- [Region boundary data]
--
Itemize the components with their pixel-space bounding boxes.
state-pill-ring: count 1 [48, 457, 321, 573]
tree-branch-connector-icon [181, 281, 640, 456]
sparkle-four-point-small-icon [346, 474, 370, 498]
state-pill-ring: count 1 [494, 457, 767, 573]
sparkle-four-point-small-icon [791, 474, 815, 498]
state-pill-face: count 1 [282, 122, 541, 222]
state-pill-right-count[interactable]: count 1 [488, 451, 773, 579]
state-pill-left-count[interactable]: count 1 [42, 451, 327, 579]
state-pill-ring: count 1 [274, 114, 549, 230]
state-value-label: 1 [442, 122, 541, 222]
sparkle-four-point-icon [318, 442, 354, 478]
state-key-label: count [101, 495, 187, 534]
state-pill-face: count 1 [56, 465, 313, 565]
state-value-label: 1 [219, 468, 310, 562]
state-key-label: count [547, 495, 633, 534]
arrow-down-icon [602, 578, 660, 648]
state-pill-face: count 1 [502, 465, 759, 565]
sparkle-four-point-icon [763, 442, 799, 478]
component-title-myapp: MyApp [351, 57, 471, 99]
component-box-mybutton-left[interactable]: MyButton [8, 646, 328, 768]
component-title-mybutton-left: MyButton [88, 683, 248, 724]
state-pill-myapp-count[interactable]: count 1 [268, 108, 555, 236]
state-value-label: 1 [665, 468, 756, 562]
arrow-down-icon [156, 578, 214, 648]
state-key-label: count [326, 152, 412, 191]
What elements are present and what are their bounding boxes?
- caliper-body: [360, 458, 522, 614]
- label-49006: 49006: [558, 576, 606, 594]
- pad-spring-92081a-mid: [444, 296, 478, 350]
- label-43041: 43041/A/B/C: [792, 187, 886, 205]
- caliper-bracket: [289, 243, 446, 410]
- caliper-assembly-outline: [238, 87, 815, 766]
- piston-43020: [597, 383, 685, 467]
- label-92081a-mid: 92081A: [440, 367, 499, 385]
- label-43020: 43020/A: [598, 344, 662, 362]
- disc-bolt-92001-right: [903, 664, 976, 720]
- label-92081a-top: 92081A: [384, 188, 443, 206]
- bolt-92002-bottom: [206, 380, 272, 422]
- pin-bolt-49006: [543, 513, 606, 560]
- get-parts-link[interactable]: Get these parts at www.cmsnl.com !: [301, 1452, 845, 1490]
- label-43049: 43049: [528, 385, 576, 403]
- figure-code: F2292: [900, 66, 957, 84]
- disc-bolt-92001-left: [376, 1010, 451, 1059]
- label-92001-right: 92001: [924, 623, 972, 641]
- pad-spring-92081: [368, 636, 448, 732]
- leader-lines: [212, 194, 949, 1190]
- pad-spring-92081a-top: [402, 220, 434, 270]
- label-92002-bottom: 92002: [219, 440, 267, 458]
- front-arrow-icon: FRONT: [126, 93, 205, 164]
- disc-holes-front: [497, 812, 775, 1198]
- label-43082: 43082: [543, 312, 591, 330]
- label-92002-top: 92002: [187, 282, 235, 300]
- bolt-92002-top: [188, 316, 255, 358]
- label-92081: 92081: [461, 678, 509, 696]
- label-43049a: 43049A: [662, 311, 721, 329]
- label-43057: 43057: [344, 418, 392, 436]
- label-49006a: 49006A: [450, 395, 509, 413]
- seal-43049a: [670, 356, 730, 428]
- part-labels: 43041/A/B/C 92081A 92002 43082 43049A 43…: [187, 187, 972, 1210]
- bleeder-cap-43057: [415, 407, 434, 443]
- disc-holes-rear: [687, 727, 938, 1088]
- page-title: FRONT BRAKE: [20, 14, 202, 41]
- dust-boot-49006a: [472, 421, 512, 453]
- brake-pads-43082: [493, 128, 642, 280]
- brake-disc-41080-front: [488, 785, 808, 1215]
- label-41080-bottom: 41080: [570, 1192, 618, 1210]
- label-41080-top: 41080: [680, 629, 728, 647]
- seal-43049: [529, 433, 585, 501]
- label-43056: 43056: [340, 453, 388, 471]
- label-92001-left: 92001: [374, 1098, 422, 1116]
--
- [GIVEN EXERCISE] Return the lines of the entries above, unchanged, from the very first line through the line containing "sparkle-four-point-small-icon [791, 474, 815, 498]", both ends included.

- [FULL OUTPUT]
Itemize the components with their pixel-space bounding boxes.
state-pill-ring: count 1 [48, 457, 321, 573]
tree-branch-connector-icon [181, 281, 640, 456]
sparkle-four-point-small-icon [346, 474, 370, 498]
state-pill-ring: count 1 [494, 457, 767, 573]
sparkle-four-point-small-icon [791, 474, 815, 498]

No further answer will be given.